[Raw records]

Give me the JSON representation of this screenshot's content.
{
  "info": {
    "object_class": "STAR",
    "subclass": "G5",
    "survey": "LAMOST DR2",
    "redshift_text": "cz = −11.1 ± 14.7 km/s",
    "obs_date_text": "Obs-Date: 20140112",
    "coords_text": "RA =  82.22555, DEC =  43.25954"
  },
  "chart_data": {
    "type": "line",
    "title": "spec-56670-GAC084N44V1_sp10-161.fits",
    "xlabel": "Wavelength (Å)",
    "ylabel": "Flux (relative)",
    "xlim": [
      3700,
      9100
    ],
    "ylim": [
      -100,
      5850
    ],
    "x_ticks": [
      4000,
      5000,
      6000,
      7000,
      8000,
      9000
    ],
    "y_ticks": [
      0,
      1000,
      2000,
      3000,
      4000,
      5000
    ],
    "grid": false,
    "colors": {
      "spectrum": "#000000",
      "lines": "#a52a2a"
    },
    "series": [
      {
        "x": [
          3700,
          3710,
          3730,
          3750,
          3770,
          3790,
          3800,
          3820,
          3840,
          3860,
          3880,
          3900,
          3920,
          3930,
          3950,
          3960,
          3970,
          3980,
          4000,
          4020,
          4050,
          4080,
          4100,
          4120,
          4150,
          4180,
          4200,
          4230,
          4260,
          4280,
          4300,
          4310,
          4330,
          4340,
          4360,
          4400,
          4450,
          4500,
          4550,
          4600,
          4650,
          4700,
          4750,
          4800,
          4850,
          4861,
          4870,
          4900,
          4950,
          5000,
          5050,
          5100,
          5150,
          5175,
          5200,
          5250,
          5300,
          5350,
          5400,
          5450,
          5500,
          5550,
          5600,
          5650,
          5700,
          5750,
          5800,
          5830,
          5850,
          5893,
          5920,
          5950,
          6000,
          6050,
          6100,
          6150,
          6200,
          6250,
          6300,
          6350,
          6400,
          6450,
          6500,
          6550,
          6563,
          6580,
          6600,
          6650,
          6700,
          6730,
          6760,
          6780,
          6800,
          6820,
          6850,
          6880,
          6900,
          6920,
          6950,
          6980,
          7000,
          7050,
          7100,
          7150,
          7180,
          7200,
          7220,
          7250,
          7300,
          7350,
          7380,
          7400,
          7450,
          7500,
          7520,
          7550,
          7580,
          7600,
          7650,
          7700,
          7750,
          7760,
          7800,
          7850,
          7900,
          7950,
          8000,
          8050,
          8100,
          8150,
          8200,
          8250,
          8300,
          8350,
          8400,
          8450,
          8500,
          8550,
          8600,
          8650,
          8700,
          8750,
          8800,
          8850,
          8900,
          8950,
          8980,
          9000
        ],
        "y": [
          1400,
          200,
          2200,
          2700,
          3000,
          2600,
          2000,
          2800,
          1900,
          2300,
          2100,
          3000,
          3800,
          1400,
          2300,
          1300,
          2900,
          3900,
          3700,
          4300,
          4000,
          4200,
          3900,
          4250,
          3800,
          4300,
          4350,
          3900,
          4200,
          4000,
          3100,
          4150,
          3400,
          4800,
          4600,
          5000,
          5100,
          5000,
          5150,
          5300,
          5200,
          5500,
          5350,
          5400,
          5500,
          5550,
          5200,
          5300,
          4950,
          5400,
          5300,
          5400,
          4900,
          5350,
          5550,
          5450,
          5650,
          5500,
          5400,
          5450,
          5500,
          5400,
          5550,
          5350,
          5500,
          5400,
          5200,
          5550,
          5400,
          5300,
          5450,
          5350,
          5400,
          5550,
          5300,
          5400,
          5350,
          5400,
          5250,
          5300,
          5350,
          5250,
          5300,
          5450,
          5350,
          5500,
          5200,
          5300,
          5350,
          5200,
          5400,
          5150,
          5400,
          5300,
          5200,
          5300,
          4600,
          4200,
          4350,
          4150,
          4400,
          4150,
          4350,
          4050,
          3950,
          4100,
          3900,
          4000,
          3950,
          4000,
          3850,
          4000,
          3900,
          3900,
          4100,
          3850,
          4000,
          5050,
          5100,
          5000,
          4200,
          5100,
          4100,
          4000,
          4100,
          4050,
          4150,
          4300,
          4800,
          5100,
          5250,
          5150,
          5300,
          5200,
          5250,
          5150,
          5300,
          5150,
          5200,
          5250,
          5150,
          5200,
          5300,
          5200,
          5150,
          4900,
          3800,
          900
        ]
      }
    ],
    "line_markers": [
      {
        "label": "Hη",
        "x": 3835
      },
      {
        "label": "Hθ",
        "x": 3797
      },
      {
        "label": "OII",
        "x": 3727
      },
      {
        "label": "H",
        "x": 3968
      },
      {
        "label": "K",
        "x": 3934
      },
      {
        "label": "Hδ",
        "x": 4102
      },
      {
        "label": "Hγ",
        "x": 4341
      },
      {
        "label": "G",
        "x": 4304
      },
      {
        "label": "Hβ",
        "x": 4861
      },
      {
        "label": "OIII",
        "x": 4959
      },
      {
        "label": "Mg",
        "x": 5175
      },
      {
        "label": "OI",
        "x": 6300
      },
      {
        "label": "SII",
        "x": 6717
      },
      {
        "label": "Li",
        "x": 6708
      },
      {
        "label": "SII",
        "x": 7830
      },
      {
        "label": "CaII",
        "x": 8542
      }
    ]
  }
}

-- SET TASK --
Write the material out again word for word.

-- WORKED SOLUTION --
Give me the JSON representation of this screenshot's content.
{
  "info": {
    "object_class": "STAR",
    "subclass": "G5",
    "survey": "LAMOST DR2",
    "redshift_text": "cz = −11.1 ± 14.7 km/s",
    "obs_date_text": "Obs-Date: 20140112",
    "coords_text": "RA =  82.22555, DEC =  43.25954"
  },
  "chart_data": {
    "type": "line",
    "title": "spec-56670-GAC084N44V1_sp10-161.fits",
    "xlabel": "Wavelength (Å)",
    "ylabel": "Flux (relative)",
    "xlim": [
      3700,
      9100
    ],
    "ylim": [
      -100,
      5850
    ],
    "x_ticks": [
      4000,
      5000,
      6000,
      7000,
      8000,
      9000
    ],
    "y_ticks": [
      0,
      1000,
      2000,
      3000,
      4000,
      5000
    ],
    "grid": false,
    "colors": {
      "spectrum": "#000000",
      "lines": "#a52a2a"
    },
    "series": [
      {
        "x": [
          3700,
          3710,
          3730,
          3750,
          3770,
          3790,
          3800,
          3820,
          3840,
          3860,
          3880,
          3900,
          3920,
          3930,
          3950,
          3960,
          3970,
          3980,
          4000,
          4020,
          4050,
          4080,
          4100,
          4120,
          4150,
          4180,
          4200,
          4230,
          4260,
          4280,
          4300,
          4310,
          4330,
          4340,
          4360,
          4400,
          4450,
          4500,
          4550,
          4600,
          4650,
          4700,
          4750,
          4800,
          4850,
          4861,
          4870,
          4900,
          4950,
          5000,
          5050,
          5100,
          5150,
          5175,
          5200,
          5250,
          5300,
          5350,
          5400,
          5450,
          5500,
          5550,
          5600,
          5650,
          5700,
          5750,
          5800,
          5830,
          5850,
          5893,
          5920,
          5950,
          6000,
          6050,
          6100,
          6150,
          6200,
          6250,
          6300,
          6350,
          6400,
          6450,
          6500,
          6550,
          6563,
          6580,
          6600,
          6650,
          6700,
          6730,
          6760,
          6780,
          6800,
          6820,
          6850,
          6880,
          6900,
          6920,
          6950,
          6980,
          7000,
          7050,
          7100,
          7150,
          7180,
          7200,
          7220,
          7250,
          7300,
          7350,
          7380,
          7400,
          7450,
          7500,
          7520,
          7550,
          7580,
          7600,
          7650,
          7700,
          7750,
          7760,
          7800,
          7850,
          7900,
          7950,
          8000,
          8050,
          8100,
          8150,
          8200,
          8250,
          8300,
          8350,
          8400,
          8450,
          8500,
          8550,
          8600,
          8650,
          8700,
          8750,
          8800,
          8850,
          8900,
          8950,
          8980,
          9000
        ],
        "y": [
          1400,
          200,
          2200,
          2700,
          3000,
          2600,
          2000,
          2800,
          1900,
          2300,
          2100,
          3000,
          3800,
          1400,
          2300,
          1300,
          2900,
          3900,
          3700,
          4300,
          4000,
          4200,
          3900,
          4250,
          3800,
          4300,
          4350,
          3900,
          4200,
          4000,
          3100,
          4150,
          3400,
          4800,
          4600,
          5000,
          5100,
          5000,
          5150,
          5300,
          5200,
          5500,
          5350,
          5400,
          5500,
          5550,
          5200,
          5300,
          4950,
          5400,
          5300,
          5400,
          4900,
          5350,
          5550,
          5450,
          5650,
          5500,
          5400,
          5450,
          5500,
          5400,
          5550,
          5350,
          5500,
          5400,
          5200,
          5550,
          5400,
          5300,
          5450,
          5350,
          5400,
          5550,
          5300,
          5400,
          5350,
          5400,
          5250,
          5300,
          5350,
          5250,
          5300,
          5450,
          5350,
          5500,
          5200,
          5300,
          5350,
          5200,
          5400,
          5150,
          5400,
          5300,
          5200,
          5300,
          4600,
          4200,
          4350,
          4150,
          4400,
          4150,
          4350,
          4050,
          3950,
          4100,
          3900,
          4000,
          3950,
          4000,
          3850,
          4000,
          3900,
          3900,
          4100,
          3850,
          4000,
          5050,
          5100,
          5000,
          4200,
          5100,
          4100,
          4000,
          4100,
          4050,
          4150,
          4300,
          4800,
          5100,
          5250,
          5150,
          5300,
          5200,
          5250,
          5150,
          5300,
          5150,
          5200,
          5250,
          5150,
          5200,
          5300,
          5200,
          5150,
          4900,
          3800,
          900
        ]
      }
    ],
    "line_markers": [
      {
        "label": "Hη",
        "x": 3835
      },
      {
        "label": "Hθ",
        "x": 3797
      },
      {
        "label": "OII",
        "x": 3727
      },
      {
        "label": "H",
        "x": 3968
      },
      {
        "label": "K",
        "x": 3934
      },
      {
        "label": "Hδ",
        "x": 4102
      },
      {
        "label": "Hγ",
        "x": 4341
      },
      {
        "label": "G",
        "x": 4304
      },
      {
        "label": "Hβ",
        "x": 4861
      },
      {
        "label": "OIII",
        "x": 4959
      },
      {
        "label": "Mg",
        "x": 5175
      },
      {
        "label": "OI",
        "x": 6300
      },
      {
        "label": "SII",
        "x": 6717
      },
      {
        "label": "Li",
        "x": 6708
      },
      {
        "label": "SII",
        "x": 7830
      },
      {
        "label": "CaII",
        "x": 8542
      }
    ]
  }
}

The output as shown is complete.